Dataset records
Start

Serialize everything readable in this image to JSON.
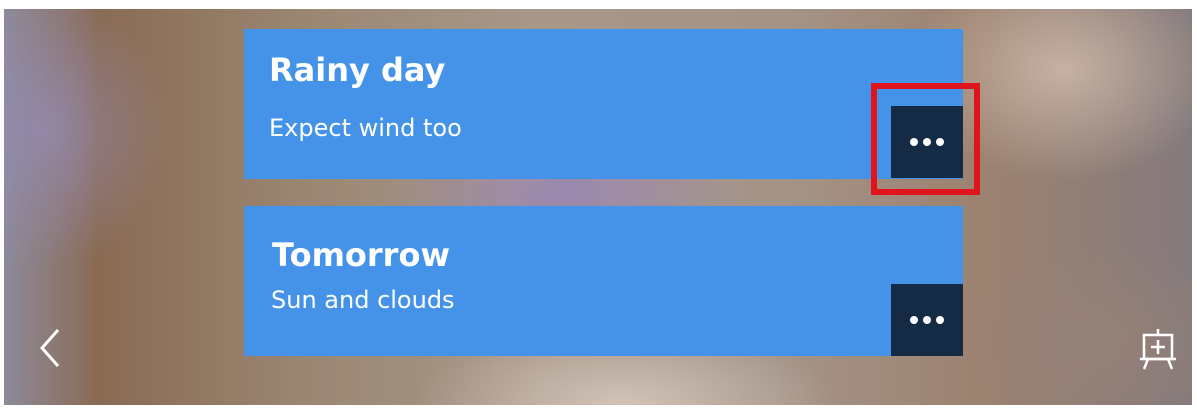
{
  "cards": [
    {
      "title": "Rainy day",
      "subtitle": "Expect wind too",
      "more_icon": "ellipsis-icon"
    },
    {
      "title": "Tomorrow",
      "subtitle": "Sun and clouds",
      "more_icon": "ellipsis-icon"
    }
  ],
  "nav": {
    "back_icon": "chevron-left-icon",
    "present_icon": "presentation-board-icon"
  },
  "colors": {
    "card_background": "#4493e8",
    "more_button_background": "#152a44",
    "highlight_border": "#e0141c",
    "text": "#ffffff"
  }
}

End

Copy every line above word for word and exclude the pictures.

**Written solution:**
Serialize everything readable in this image to JSON.
{
  "cards": [
    {
      "title": "Rainy day",
      "subtitle": "Expect wind too",
      "more_icon": "ellipsis-icon"
    },
    {
      "title": "Tomorrow",
      "subtitle": "Sun and clouds",
      "more_icon": "ellipsis-icon"
    }
  ],
  "nav": {
    "back_icon": "chevron-left-icon",
    "present_icon": "presentation-board-icon"
  },
  "colors": {
    "card_background": "#4493e8",
    "more_button_background": "#152a44",
    "highlight_border": "#e0141c",
    "text": "#ffffff"
  }
}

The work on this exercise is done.